#### Directions
Restate the material word for word and leave out anything that is a picture.

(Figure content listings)
##############################

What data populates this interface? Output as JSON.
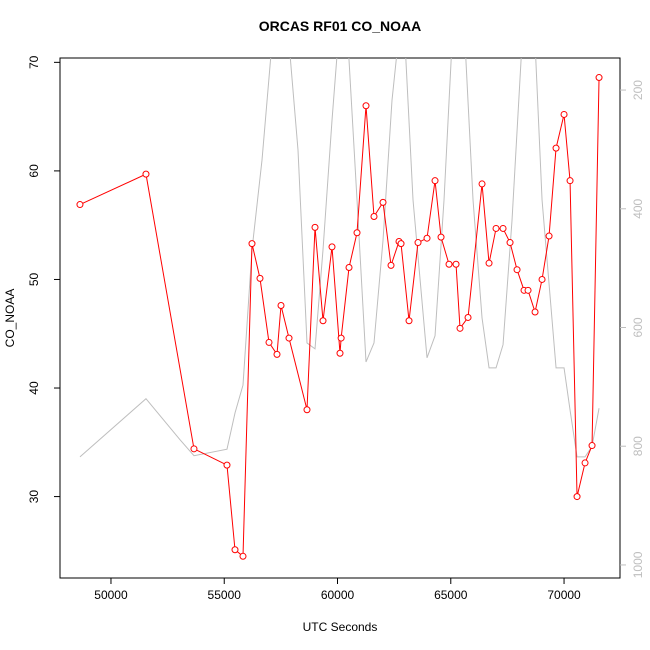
{
  "chart_data": {
    "type": "line",
    "title": "ORCAS RF01 CO_NOAA",
    "x_label": "UTC Seconds",
    "y_label": "CO_NOAA",
    "xlim": [
      47750,
      72470
    ],
    "ylim": [
      22.5,
      70.4
    ],
    "y2lim": [
      1022,
      146
    ],
    "xticks": [
      50000,
      55000,
      60000,
      65000,
      70000
    ],
    "yticks": [
      30,
      40,
      50,
      60,
      70
    ],
    "y2ticks": [
      200,
      400,
      600,
      800,
      1000
    ],
    "y2tick_color": "#bebebe",
    "series": [
      {
        "axis": "y2",
        "color": "#bebebe",
        "markers": false,
        "x": [
          48631,
          51545,
          53046,
          53664,
          55121,
          55475,
          55828,
          56225,
          56667,
          57108,
          57859,
          58256,
          58653,
          59007,
          59360,
          59757,
          60022,
          60464,
          60861,
          61258,
          61611,
          62009,
          62406,
          62671,
          62980,
          63333,
          63951,
          64305,
          64702,
          65055,
          65629,
          65982,
          66380,
          66689,
          66998,
          67307,
          67704,
          68146,
          68720,
          69029,
          69647,
          70000,
          70265,
          70574,
          70927,
          71236,
          71545
        ],
        "values": [
          818,
          720,
          789,
          816,
          805,
          744,
          697,
          469,
          318,
          120,
          120,
          301,
          626,
          636,
          469,
          251,
          120,
          120,
          385,
          658,
          626,
          453,
          217,
          120,
          120,
          385,
          651,
          614,
          385,
          120,
          120,
          385,
          584,
          668,
          668,
          629,
          419,
          120,
          120,
          385,
          668,
          668,
          739,
          818,
          818,
          800,
          736
        ]
      },
      {
        "color": "#ff0000",
        "markers": true,
        "x": [
          48631,
          51545,
          53664,
          55121,
          55475,
          55828,
          56225,
          56578,
          56976,
          57329,
          57506,
          57859,
          58653,
          59007,
          59360,
          59757,
          60110,
          60160,
          60508,
          60861,
          61258,
          61611,
          62009,
          62362,
          62715,
          62804,
          63157,
          63554,
          63951,
          64305,
          64570,
          64923,
          65232,
          65408,
          65762,
          66380,
          66689,
          66998,
          67307,
          67616,
          67925,
          68234,
          68411,
          68720,
          69029,
          69338,
          69647,
          70000,
          70265,
          70574,
          70927,
          71236,
          71545
        ],
        "values": [
          56.9,
          59.7,
          34.4,
          32.9,
          25.1,
          24.5,
          53.3,
          50.1,
          44.2,
          43.1,
          47.6,
          44.6,
          38.0,
          54.8,
          46.2,
          53.0,
          43.2,
          44.6,
          51.1,
          54.3,
          66.0,
          55.8,
          57.1,
          51.3,
          53.5,
          53.3,
          46.2,
          53.4,
          53.8,
          59.1,
          53.9,
          51.4,
          51.4,
          45.5,
          46.5,
          58.8,
          51.5,
          54.7,
          54.7,
          53.4,
          50.9,
          49.0,
          49.0,
          47.0,
          50.0,
          54.0,
          62.1,
          65.2,
          59.1,
          30.0,
          33.1,
          34.7,
          68.6
        ]
      }
    ]
  }
}
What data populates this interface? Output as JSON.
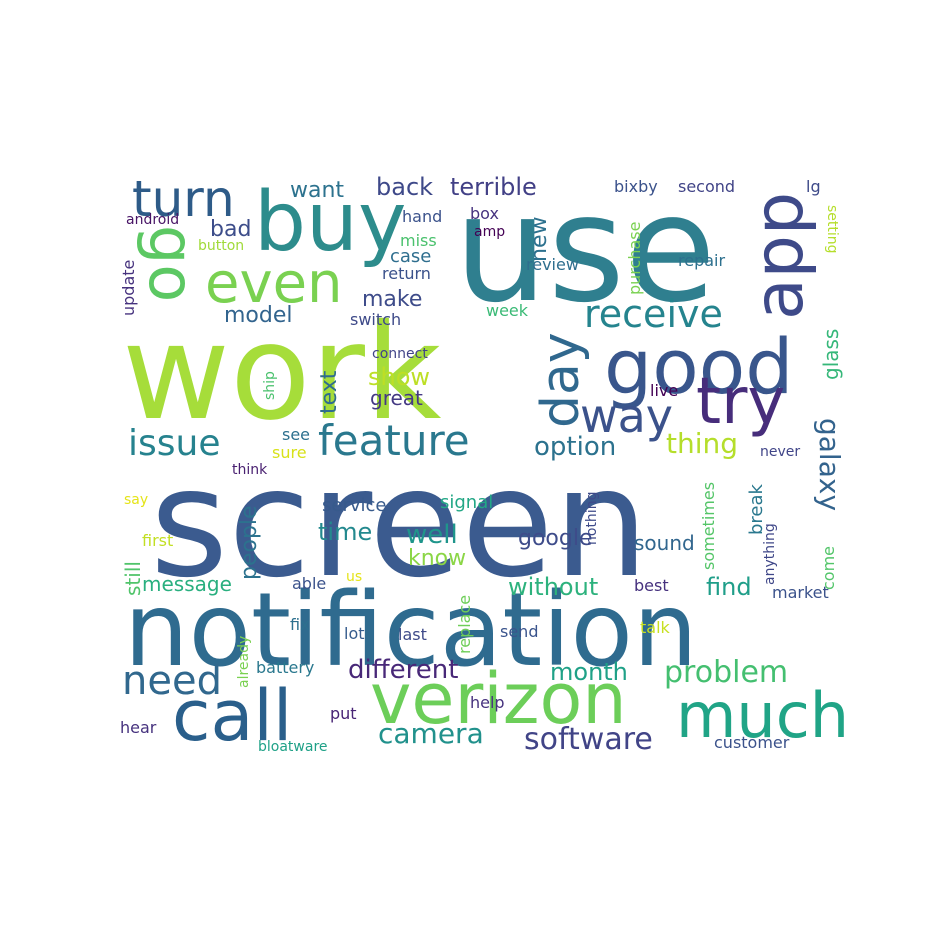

##############################

#### Answer to this exercise
What data populates this interface? Output as JSON.
{
  "chart_data": {
    "type": "line",
    "title": "ORCAS RF01 CO_NOAA",
    "x_label": "UTC Seconds",
    "y_label": "CO_NOAA",
    "xlim": [
      47750,
      72470
    ],
    "ylim": [
      22.5,
      70.4
    ],
    "y2lim": [
      1022,
      146
    ],
    "xticks": [
      50000,
      55000,
      60000,
      65000,
      70000
    ],
    "yticks": [
      30,
      40,
      50,
      60,
      70
    ],
    "y2ticks": [
      200,
      400,
      600,
      800,
      1000
    ],
    "y2tick_color": "#bebebe",
    "series": [
      {
        "axis": "y2",
        "color": "#bebebe",
        "markers": false,
        "x": [
          48631,
          51545,
          53046,
          53664,
          55121,
          55475,
          55828,
          56225,
          56667,
          57108,
          57859,
          58256,
          58653,
          59007,
          59360,
          59757,
          60022,
          60464,
          60861,
          61258,
          61611,
          62009,
          62406,
          62671,
          62980,
          63333,
          63951,
          64305,
          64702,
          65055,
          65629,
          65982,
          66380,
          66689,
          66998,
          67307,
          67704,
          68146,
          68720,
          69029,
          69647,
          70000,
          70265,
          70574,
          70927,
          71236,
          71545
        ],
        "values": [
          818,
          720,
          789,
          816,
          805,
          744,
          697,
          469,
          318,
          120,
          120,
          301,
          626,
          636,
          469,
          251,
          120,
          120,
          385,
          658,
          626,
          453,
          217,
          120,
          120,
          385,
          651,
          614,
          385,
          120,
          120,
          385,
          584,
          668,
          668,
          629,
          419,
          120,
          120,
          385,
          668,
          668,
          739,
          818,
          818,
          800,
          736
        ]
      },
      {
        "color": "#ff0000",
        "markers": true,
        "x": [
          48631,
          51545,
          53664,
          55121,
          55475,
          55828,
          56225,
          56578,
          56976,
          57329,
          57506,
          57859,
          58653,
          59007,
          59360,
          59757,
          60110,
          60160,
          60508,
          60861,
          61258,
          61611,
          62009,
          62362,
          62715,
          62804,
          63157,
          63554,
          63951,
          64305,
          64570,
          64923,
          65232,
          65408,
          65762,
          66380,
          66689,
          66998,
          67307,
          67616,
          67925,
          68234,
          68411,
          68720,
          69029,
          69338,
          69647,
          70000,
          70265,
          70574,
          70927,
          71236,
          71545
        ],
        "values": [
          56.9,
          59.7,
          34.4,
          32.9,
          25.1,
          24.5,
          53.3,
          50.1,
          44.2,
          43.1,
          47.6,
          44.6,
          38.0,
          54.8,
          46.2,
          53.0,
          43.2,
          44.6,
          51.1,
          54.3,
          66.0,
          55.8,
          57.1,
          51.3,
          53.5,
          53.3,
          46.2,
          53.4,
          53.8,
          59.1,
          53.9,
          51.4,
          51.4,
          45.5,
          46.5,
          58.8,
          51.5,
          54.7,
          54.7,
          53.4,
          50.9,
          49.0,
          49.0,
          47.0,
          50.0,
          54.0,
          62.1,
          65.2,
          59.1,
          30.0,
          33.1,
          34.7,
          68.6
        ]
      }
    ]
  }
}
What data populates this interface? Output as JSON.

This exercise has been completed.